» INSTRUKSI A
Merujuk pada kutipan tafsir Surah Al-Kahf ayat 79, jelaskan dalam satu sampai tiga kalimat alasan Khidir melubangi perahu tersebut.
» INSTRUKSI B
Lanjutkan kutipan tafsir Surah Al-Kahf ayat 79, dimulai setelah kalimat terakhir yang tercantum.

===== TEKS KUTIPAN =====

Transliterasi Latin:

Ammas-safīnatu fa kānat limasākīna ya'malụna fil-baḥri fa arattu an a'ībahā, wa kāna warā`ahum malikuy ya`khużu kulla safīnatin gaṣbā (QS. 18:79)

English Sahih:

As for the ship, it belonged to poor people working at sea. So I intended to cause defect in it as there was after them a king who seized every [good] ship by force. (QS. [18]Al-Kahf verse 79)

Arti / Terjemahan:

Adapun bahtera itu adalah kepunyaan orang-orang miskin yang bekerja di laut, dan aku bertujuan merusakkan bahtera itu, karena di hadapan mereka ada seorang raja yang merampas tiap-tiap bahtera. (QS. Al-Kahf ayat 79)

Tafsir Ringkas Kemenag
Kementrian Agama RI

Sesudah memutuskan berpisah dengan Nabi Musa, hamba yang saleh itu menjelaskan perbuatannya satu per satu. Dia mengatakan, “Adapun perahu yang aku lubangi itu adalah milik orang miskin yang dipergunakan untuk bekerja di laut guna mencari nafkah. Aku bermaksud merusaknya agar perahu itu tampak cacat. Aku berbuat demikian karena di hadapan mereka ada seorang raja zalim yang akan merampas setiap perahu yang masih bagus.”

Tafsir Lengkap Kemenag
Kementrian Agama RI

Khidir menerangkan sebab ia mengerjakan berbagai tindakan yang telah dilakukannya. Adapun perbuatan Khidir melubangi perahu karena perahu itu kepunyaan satu kaum yang lemah dan miskin. Mereka tidak mampu menolak kezaliman raja yang akan merampas perahunya itu, dan mereka mempergunakan perahu itu untuk menambah penghasilannya dengan mengangkut barang-barang dagangan atau menyewakannya pada orang-orang lain. Khidir sengaja membuat cacat pada perahu itu dengan jalan melubanginya karena di hadapannya ada seorang raja zalim yang suka merampas dan menyita setiap perahu yang utuh dan tidak mau mengambil perahu yang cacat, sehingga karena adanya cacat tersebut perahu itu akan selamat.

===== DATA YANG DISEDIAKAN =====

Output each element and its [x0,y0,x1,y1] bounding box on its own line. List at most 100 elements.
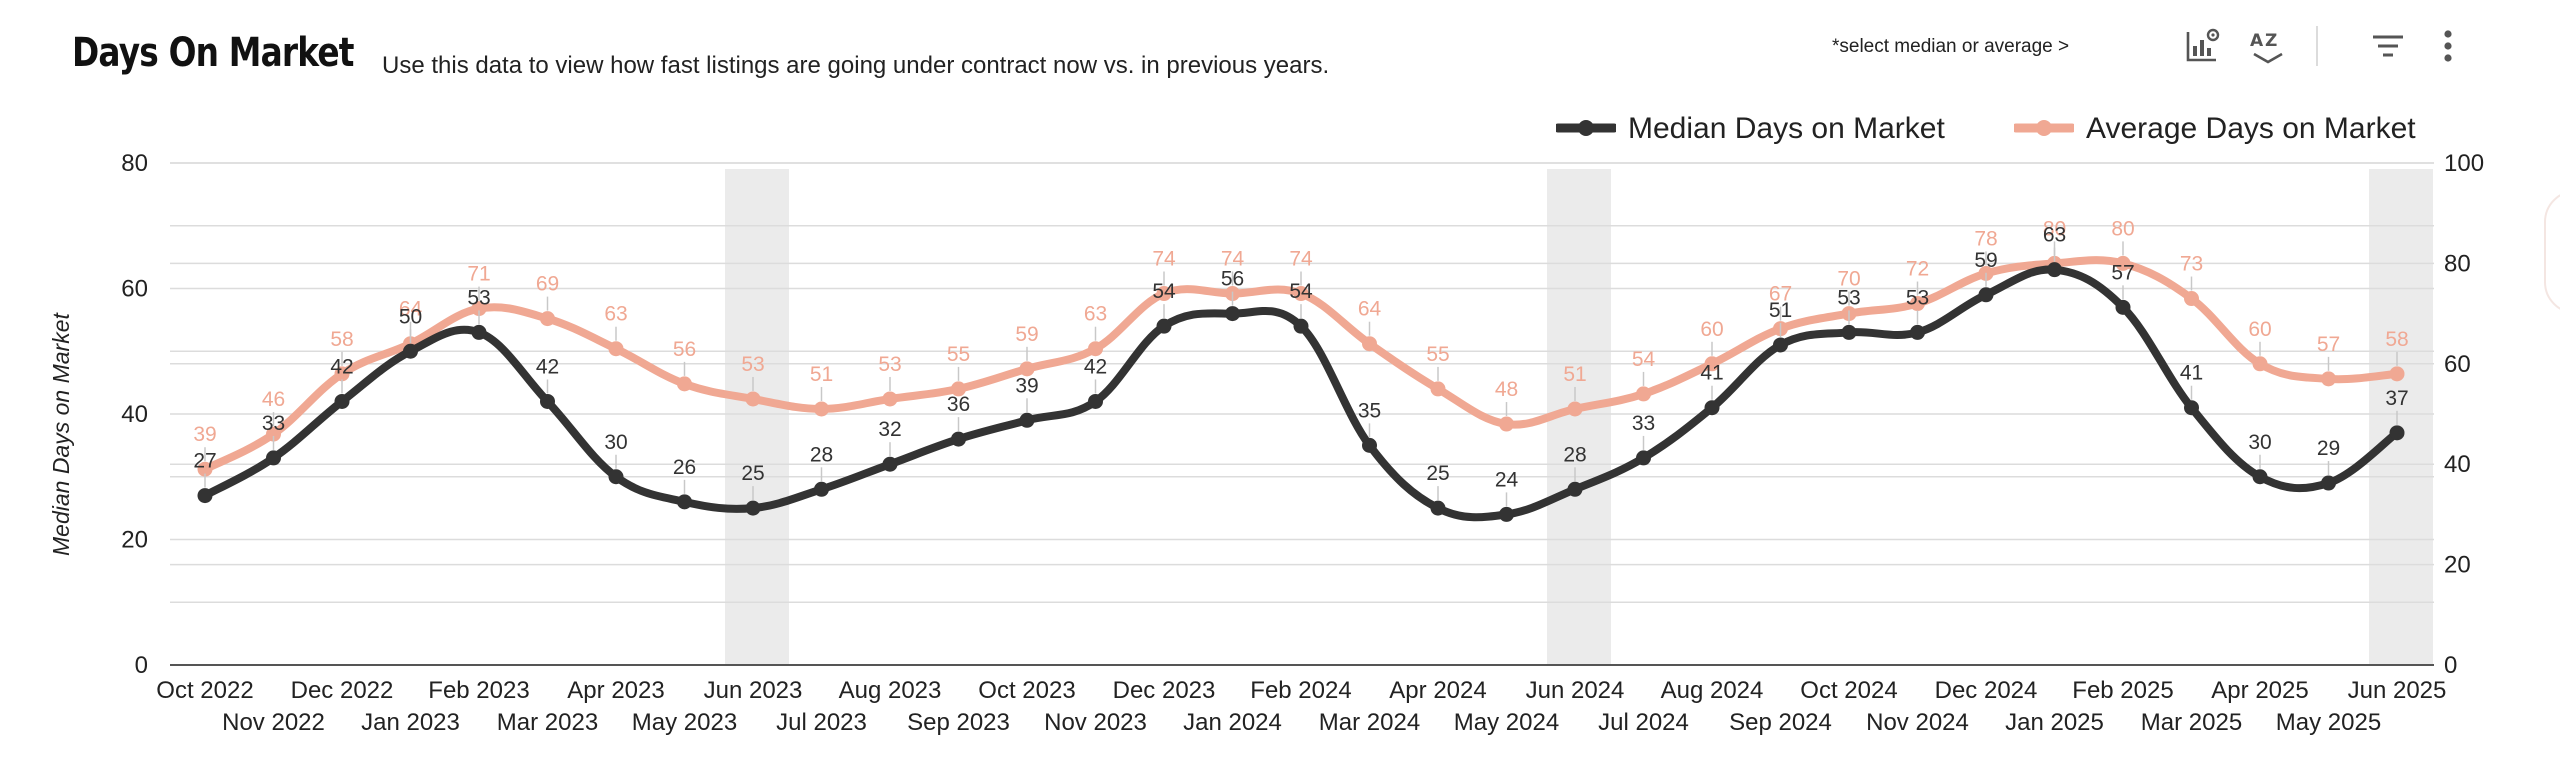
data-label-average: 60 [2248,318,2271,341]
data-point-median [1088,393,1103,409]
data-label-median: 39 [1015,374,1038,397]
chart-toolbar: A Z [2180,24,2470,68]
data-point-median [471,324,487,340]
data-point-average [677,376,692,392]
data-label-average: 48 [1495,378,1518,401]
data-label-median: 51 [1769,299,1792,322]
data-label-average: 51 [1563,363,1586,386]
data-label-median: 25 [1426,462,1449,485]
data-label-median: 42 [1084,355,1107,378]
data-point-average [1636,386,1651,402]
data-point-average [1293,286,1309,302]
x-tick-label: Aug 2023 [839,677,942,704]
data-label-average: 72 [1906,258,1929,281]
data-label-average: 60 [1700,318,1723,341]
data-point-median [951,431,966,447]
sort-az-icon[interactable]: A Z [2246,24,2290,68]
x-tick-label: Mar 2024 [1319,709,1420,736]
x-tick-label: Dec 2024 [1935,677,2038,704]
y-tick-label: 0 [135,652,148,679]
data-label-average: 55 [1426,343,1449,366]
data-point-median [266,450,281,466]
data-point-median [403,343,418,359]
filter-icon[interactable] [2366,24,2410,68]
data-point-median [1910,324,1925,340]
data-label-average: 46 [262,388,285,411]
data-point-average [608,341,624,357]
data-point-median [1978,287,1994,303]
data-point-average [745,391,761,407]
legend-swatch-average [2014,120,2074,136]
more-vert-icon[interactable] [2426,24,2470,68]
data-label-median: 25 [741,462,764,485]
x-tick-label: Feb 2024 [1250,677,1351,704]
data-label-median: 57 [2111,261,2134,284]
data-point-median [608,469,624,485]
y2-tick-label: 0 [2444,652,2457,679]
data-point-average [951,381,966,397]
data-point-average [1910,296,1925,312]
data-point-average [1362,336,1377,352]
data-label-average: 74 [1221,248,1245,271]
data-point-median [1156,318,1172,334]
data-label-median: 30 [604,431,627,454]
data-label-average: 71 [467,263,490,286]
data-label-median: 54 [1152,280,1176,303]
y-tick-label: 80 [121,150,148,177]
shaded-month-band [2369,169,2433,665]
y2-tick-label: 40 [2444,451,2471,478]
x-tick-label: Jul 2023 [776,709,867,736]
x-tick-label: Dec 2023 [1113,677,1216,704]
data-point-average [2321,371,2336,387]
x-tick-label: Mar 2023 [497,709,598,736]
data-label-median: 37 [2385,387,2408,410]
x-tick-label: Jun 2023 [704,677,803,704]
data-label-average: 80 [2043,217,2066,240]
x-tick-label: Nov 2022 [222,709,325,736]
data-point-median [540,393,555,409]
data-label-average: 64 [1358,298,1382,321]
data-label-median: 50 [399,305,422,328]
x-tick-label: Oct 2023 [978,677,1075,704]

=====

» JAWABAN AKHIR A
Khidir melubangi perahu milik orang-orang miskin yang mencari nafkah di laut karena di hadapan mereka ada seorang raja zalim yang merampas setiap perahu yang utuh, tetapi tidak mau mengambil perahu yang cacat. Dengan cacat itu, perahu tersebut akan selamat dari perampasan.

» JAWABAN AKHIR B
Para Nabi biasanya menetapkan sesuatu sesuai dengan kenyataan-kenyataan yang nampak di hadapannya, sedangkan soal-soal yang merupakan rahasia intern diserahkan kepada kebijaksanaan Allah sesuai dengan bunyi sebuah hadis yang dikutip dari Kitab Tafsir al-Maragi jilid VI halaman 7 sebagai berikut:
"Kami (para Nabi) menetapkan sesuatu sesuai dengan fakta yang nampak dalam pandangan mata, sedangkan Allah mengetahui hakikatnya."
Hukum-hukum yang berlaku di dunia ini berlandaskan kepada sebab-sebab yang hakiki yaitu fakta-fakta yang sebenarnya dan hal ini hanya diperlihatkan Allah kepada beberapa orang hamba-Nya saja. Oleh karena itu Nabi Musa menyangkal atas perbuatan Khidir dan beliau tidak mengetahui bahwa Khidir telah diberi ilmu laduni yang dapat mengetahui rahasia-rahasia perkara gaib. Martabat Nabi Musa adalah di dalam bidang ilmu syariat dan hukum-hukum yang berlandaskan kepada alam yang nyata, sedangkan Khidir diberi pengetahuan ilmu hakekat sehingga mengetahui rahasia-rahasia perkara gaib. Pada pertanyaan Nabi Musa yang pertama dan yang kedua ada penerapan sebuah kaidah dalam ilmu usul fiqih yang maksudnya, apabila terjadi dua kemudaratan yang tidak dapat dihindarkan lagi, maka ambillah kemudaratan yang paling ringan untuk menghindari kemudaratan yang lebih besar. Seandainya perahu itu tidak dilubangi dindingnya tentu akan disita oleh raja suatu negara yang zalim yang bakal melaluinya.

Tafsir al-Jalalain
Jalaluddin al-Mahalli dan Jalaluddin as-Suyuthi

(Adapun perahu itu adalah kepunyaan orang-orang miskin) yang jumlahnya ada sepuluh orang (yang bekerja di laut) dengan menyewakannya, mereka menjadikannya sebagai mata pencaharian (dan aku bertujuan merusakkan perahu itu, karena di hadapan mereka) jika mereka kembali, atau di hadapan mereka sekarang ini (ada seorang raja) kafir (yang mengambil tiap-tiap perahu) yang masih baik (secara ghashab) yakni dengan cara merampasnya. Lafal Ghashban dinashabkan karena menjadi Mashdar yang kedudukannya menjelaskan tentang cara pengambilan itu.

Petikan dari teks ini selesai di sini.